Job – The data below should be restated word for word, with every picture omitted.

Dataset extract –
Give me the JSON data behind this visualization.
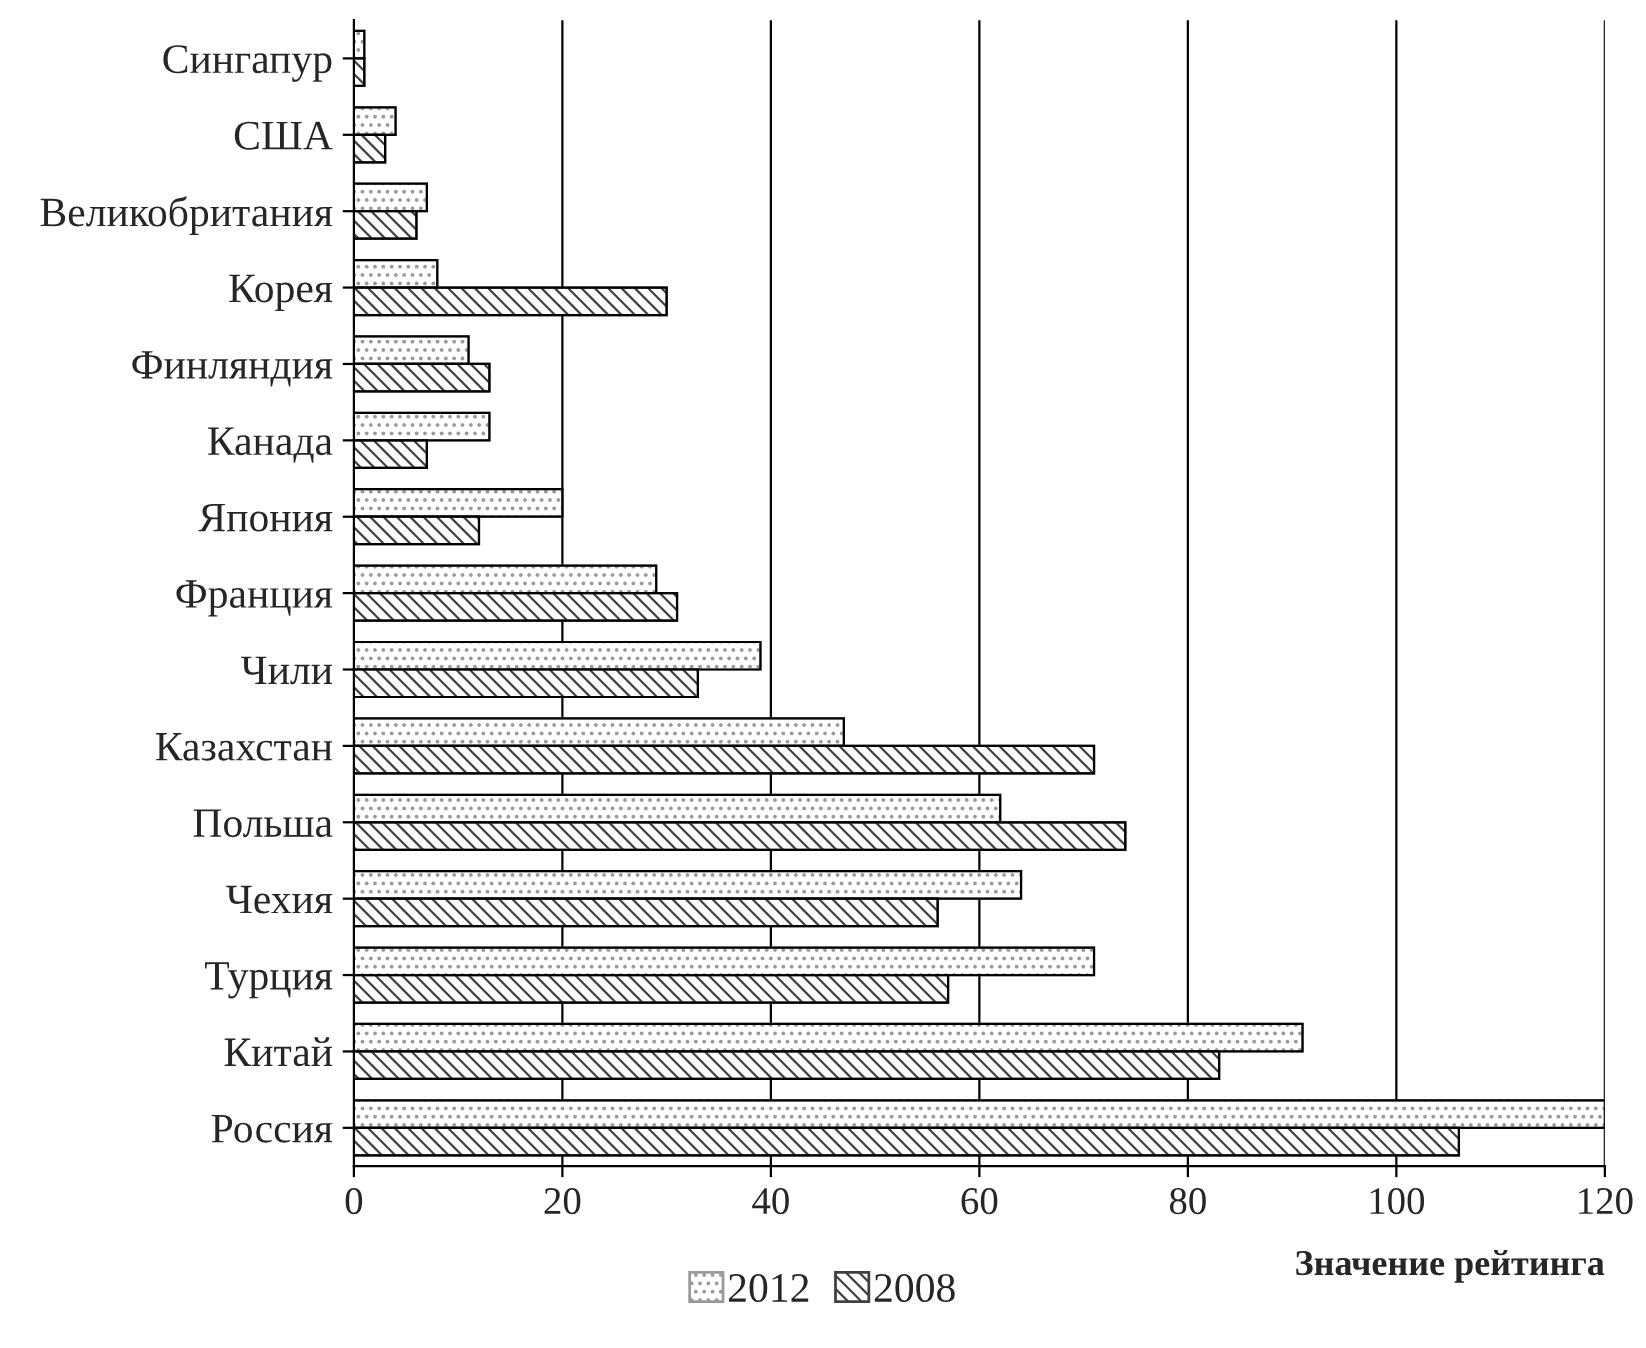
{
  "chart_data": {
    "type": "bar",
    "orientation": "horizontal",
    "xlabel": "Значение рейтинга",
    "categories": [
      "Сингапур",
      "США",
      "Великобритания",
      "Корея",
      "Финляндия",
      "Канада",
      "Япония",
      "Франция",
      "Чили",
      "Казахстан",
      "Польша",
      "Чехия",
      "Турция",
      "Китай",
      "Россия"
    ],
    "series": [
      {
        "name": "2012",
        "color": "#9a9a9a",
        "values": [
          1,
          4,
          7,
          8,
          11,
          13,
          20,
          29,
          39,
          47,
          62,
          64,
          71,
          91,
          120
        ]
      },
      {
        "name": "2008",
        "color": "#404040",
        "values": [
          1,
          3,
          6,
          30,
          13,
          7,
          12,
          31,
          33,
          71,
          74,
          56,
          57,
          83,
          106
        ]
      }
    ],
    "xlim": [
      0,
      120
    ],
    "xticks": [
      0,
      20,
      40,
      60,
      80,
      100,
      120
    ],
    "grid": "x",
    "legend": "bottom"
  }
}
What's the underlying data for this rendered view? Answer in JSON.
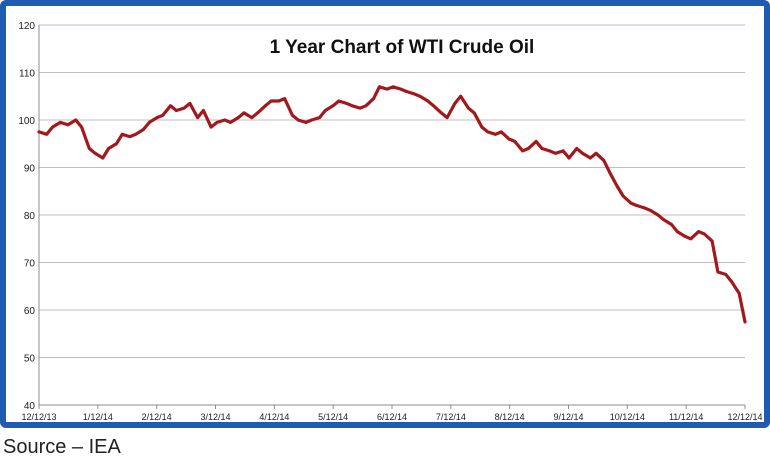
{
  "source": "Source – IEA",
  "colors": {
    "frame": "#1f5bb0",
    "line": "#a3181c",
    "grid": "#bfbfbf",
    "axis": "#8c8c8c"
  },
  "chart_data": {
    "type": "line",
    "title": "1 Year Chart of WTI Crude Oil",
    "xlabel": "",
    "ylabel": "",
    "ylim": [
      40,
      120
    ],
    "y_ticks": [
      "40",
      "50",
      "60",
      "70",
      "80",
      "90",
      "100",
      "110",
      "120"
    ],
    "x_tick_labels": [
      "12/12/13",
      "1/12/14",
      "2/12/14",
      "3/12/14",
      "4/12/14",
      "5/12/14",
      "6/12/14",
      "7/12/14",
      "8/12/14",
      "9/12/14",
      "10/12/14",
      "11/12/14",
      "12/12/14"
    ],
    "grid": true,
    "legend": "none",
    "series": [
      {
        "name": "",
        "x": [
          "2013-12-12",
          "2013-12-16",
          "2013-12-19",
          "2013-12-23",
          "2013-12-27",
          "2013-12-31",
          "2014-01-03",
          "2014-01-07",
          "2014-01-10",
          "2014-01-14",
          "2014-01-17",
          "2014-01-21",
          "2014-01-24",
          "2014-01-28",
          "2014-01-31",
          "2014-02-04",
          "2014-02-07",
          "2014-02-11",
          "2014-02-14",
          "2014-02-18",
          "2014-02-21",
          "2014-02-25",
          "2014-02-28",
          "2014-03-04",
          "2014-03-07",
          "2014-03-11",
          "2014-03-14",
          "2014-03-18",
          "2014-03-21",
          "2014-03-25",
          "2014-03-28",
          "2014-04-01",
          "2014-04-04",
          "2014-04-08",
          "2014-04-11",
          "2014-04-15",
          "2014-04-18",
          "2014-04-22",
          "2014-04-25",
          "2014-04-29",
          "2014-05-02",
          "2014-05-06",
          "2014-05-09",
          "2014-05-13",
          "2014-05-16",
          "2014-05-20",
          "2014-05-23",
          "2014-05-27",
          "2014-05-30",
          "2014-06-03",
          "2014-06-06",
          "2014-06-10",
          "2014-06-13",
          "2014-06-17",
          "2014-06-20",
          "2014-06-24",
          "2014-06-27",
          "2014-07-01",
          "2014-07-04",
          "2014-07-08",
          "2014-07-11",
          "2014-07-15",
          "2014-07-18",
          "2014-07-22",
          "2014-07-25",
          "2014-07-29",
          "2014-08-01",
          "2014-08-05",
          "2014-08-08",
          "2014-08-12",
          "2014-08-15",
          "2014-08-19",
          "2014-08-22",
          "2014-08-26",
          "2014-08-29",
          "2014-09-02",
          "2014-09-05",
          "2014-09-09",
          "2014-09-12",
          "2014-09-16",
          "2014-09-19",
          "2014-09-23",
          "2014-09-26",
          "2014-09-30",
          "2014-10-03",
          "2014-10-07",
          "2014-10-10",
          "2014-10-14",
          "2014-10-17",
          "2014-10-21",
          "2014-10-24",
          "2014-10-28",
          "2014-10-31",
          "2014-11-04",
          "2014-11-07",
          "2014-11-11",
          "2014-11-14",
          "2014-11-18",
          "2014-11-21",
          "2014-11-25",
          "2014-11-28",
          "2014-12-02",
          "2014-12-05",
          "2014-12-09",
          "2014-12-12"
        ],
        "values": [
          97.5,
          97.0,
          98.5,
          99.5,
          99.0,
          100.0,
          98.5,
          94.0,
          93.0,
          92.0,
          94.0,
          95.0,
          97.0,
          96.5,
          97.0,
          98.0,
          99.5,
          100.5,
          101.0,
          103.0,
          102.0,
          102.5,
          103.5,
          100.5,
          102.0,
          98.5,
          99.5,
          100.0,
          99.5,
          100.5,
          101.5,
          100.5,
          101.5,
          103.0,
          104.0,
          104.0,
          104.5,
          101.0,
          100.0,
          99.5,
          100.0,
          100.5,
          102.0,
          103.0,
          104.0,
          103.5,
          103.0,
          102.5,
          103.0,
          104.5,
          107.0,
          106.5,
          107.0,
          106.5,
          106.0,
          105.5,
          105.0,
          104.0,
          103.0,
          101.5,
          100.5,
          103.5,
          105.0,
          102.5,
          101.5,
          98.5,
          97.5,
          97.0,
          97.5,
          96.0,
          95.5,
          93.5,
          94.0,
          95.5,
          94.0,
          93.5,
          93.0,
          93.5,
          92.0,
          94.0,
          93.0,
          92.0,
          93.0,
          91.5,
          89.0,
          86.0,
          84.0,
          82.5,
          82.0,
          81.5,
          81.0,
          80.0,
          79.0,
          78.0,
          76.5,
          75.5,
          75.0,
          76.5,
          76.0,
          74.5,
          68.0,
          67.5,
          66.0,
          63.5,
          57.5
        ]
      }
    ]
  }
}
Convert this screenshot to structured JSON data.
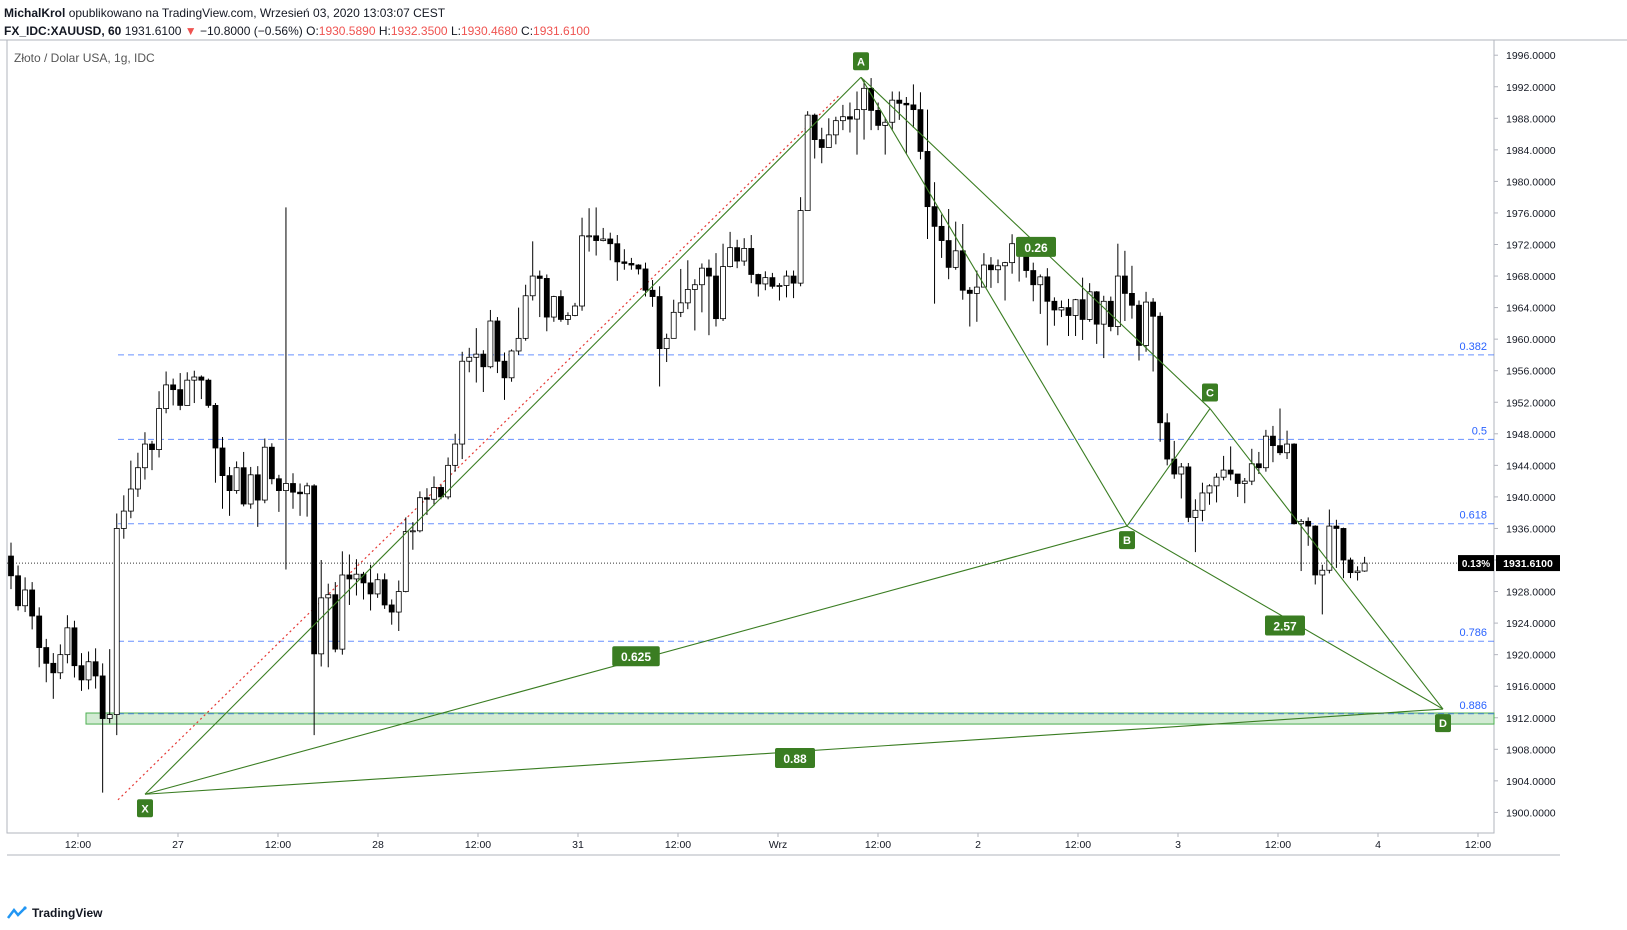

Response for this exercise –
Give me the JSON data behind this visualization.
{
  "chart_data": {
    "type": "bar",
    "orientation": "horizontal",
    "xlabel": "Значение рейтинга",
    "categories": [
      "Сингапур",
      "США",
      "Великобритания",
      "Корея",
      "Финляндия",
      "Канада",
      "Япония",
      "Франция",
      "Чили",
      "Казахстан",
      "Польша",
      "Чехия",
      "Турция",
      "Китай",
      "Россия"
    ],
    "series": [
      {
        "name": "2012",
        "color": "#9a9a9a",
        "values": [
          1,
          4,
          7,
          8,
          11,
          13,
          20,
          29,
          39,
          47,
          62,
          64,
          71,
          91,
          120
        ]
      },
      {
        "name": "2008",
        "color": "#404040",
        "values": [
          1,
          3,
          6,
          30,
          13,
          7,
          12,
          31,
          33,
          71,
          74,
          56,
          57,
          83,
          106
        ]
      }
    ],
    "xlim": [
      0,
      120
    ],
    "xticks": [
      0,
      20,
      40,
      60,
      80,
      100,
      120
    ],
    "grid": "x",
    "legend": "bottom"
  }
}
What's the underlying data for this rendered view? Answer in JSON.
{
  "source": "Source – IEA",
  "colors": {
    "frame": "#1f5bb0",
    "line": "#a3181c",
    "grid": "#bfbfbf",
    "axis": "#8c8c8c"
  },
  "chart_data": {
    "type": "line",
    "title": "1 Year Chart of WTI Crude Oil",
    "xlabel": "",
    "ylabel": "",
    "ylim": [
      40,
      120
    ],
    "y_ticks": [
      "40",
      "50",
      "60",
      "70",
      "80",
      "90",
      "100",
      "110",
      "120"
    ],
    "x_tick_labels": [
      "12/12/13",
      "1/12/14",
      "2/12/14",
      "3/12/14",
      "4/12/14",
      "5/12/14",
      "6/12/14",
      "7/12/14",
      "8/12/14",
      "9/12/14",
      "10/12/14",
      "11/12/14",
      "12/12/14"
    ],
    "grid": true,
    "legend": "none",
    "series": [
      {
        "name": "",
        "x": [
          "2013-12-12",
          "2013-12-16",
          "2013-12-19",
          "2013-12-23",
          "2013-12-27",
          "2013-12-31",
          "2014-01-03",
          "2014-01-07",
          "2014-01-10",
          "2014-01-14",
          "2014-01-17",
          "2014-01-21",
          "2014-01-24",
          "2014-01-28",
          "2014-01-31",
          "2014-02-04",
          "2014-02-07",
          "2014-02-11",
          "2014-02-14",
          "2014-02-18",
          "2014-02-21",
          "2014-02-25",
          "2014-02-28",
          "2014-03-04",
          "2014-03-07",
          "2014-03-11",
          "2014-03-14",
          "2014-03-18",
          "2014-03-21",
          "2014-03-25",
          "2014-03-28",
          "2014-04-01",
          "2014-04-04",
          "2014-04-08",
          "2014-04-11",
          "2014-04-15",
          "2014-04-18",
          "2014-04-22",
          "2014-04-25",
          "2014-04-29",
          "2014-05-02",
          "2014-05-06",
          "2014-05-09",
          "2014-05-13",
          "2014-05-16",
          "2014-05-20",
          "2014-05-23",
          "2014-05-27",
          "2014-05-30",
          "2014-06-03",
          "2014-06-06",
          "2014-06-10",
          "2014-06-13",
          "2014-06-17",
          "2014-06-20",
          "2014-06-24",
          "2014-06-27",
          "2014-07-01",
          "2014-07-04",
          "2014-07-08",
          "2014-07-11",
          "2014-07-15",
          "2014-07-18",
          "2014-07-22",
          "2014-07-25",
          "2014-07-29",
          "2014-08-01",
          "2014-08-05",
          "2014-08-08",
          "2014-08-12",
          "2014-08-15",
          "2014-08-19",
          "2014-08-22",
          "2014-08-26",
          "2014-08-29",
          "2014-09-02",
          "2014-09-05",
          "2014-09-09",
          "2014-09-12",
          "2014-09-16",
          "2014-09-19",
          "2014-09-23",
          "2014-09-26",
          "2014-09-30",
          "2014-10-03",
          "2014-10-07",
          "2014-10-10",
          "2014-10-14",
          "2014-10-17",
          "2014-10-21",
          "2014-10-24",
          "2014-10-28",
          "2014-10-31",
          "2014-11-04",
          "2014-11-07",
          "2014-11-11",
          "2014-11-14",
          "2014-11-18",
          "2014-11-21",
          "2014-11-25",
          "2014-11-28",
          "2014-12-02",
          "2014-12-05",
          "2014-12-09",
          "2014-12-12"
        ],
        "values": [
          97.5,
          97.0,
          98.5,
          99.5,
          99.0,
          100.0,
          98.5,
          94.0,
          93.0,
          92.0,
          94.0,
          95.0,
          97.0,
          96.5,
          97.0,
          98.0,
          99.5,
          100.5,
          101.0,
          103.0,
          102.0,
          102.5,
          103.5,
          100.5,
          102.0,
          98.5,
          99.5,
          100.0,
          99.5,
          100.5,
          101.5,
          100.5,
          101.5,
          103.0,
          104.0,
          104.0,
          104.5,
          101.0,
          100.0,
          99.5,
          100.0,
          100.5,
          102.0,
          103.0,
          104.0,
          103.5,
          103.0,
          102.5,
          103.0,
          104.5,
          107.0,
          106.5,
          107.0,
          106.5,
          106.0,
          105.5,
          105.0,
          104.0,
          103.0,
          101.5,
          100.5,
          103.5,
          105.0,
          102.5,
          101.5,
          98.5,
          97.5,
          97.0,
          97.5,
          96.0,
          95.5,
          93.5,
          94.0,
          95.5,
          94.0,
          93.5,
          93.0,
          93.5,
          92.0,
          94.0,
          93.0,
          92.0,
          93.0,
          91.5,
          89.0,
          86.0,
          84.0,
          82.5,
          82.0,
          81.5,
          81.0,
          80.0,
          79.0,
          78.0,
          76.5,
          75.5,
          75.0,
          76.5,
          76.0,
          74.5,
          68.0,
          67.5,
          66.0,
          63.5,
          57.5
        ]
      }
    ]
  }
}
Convert this screenshot to structured JSON data.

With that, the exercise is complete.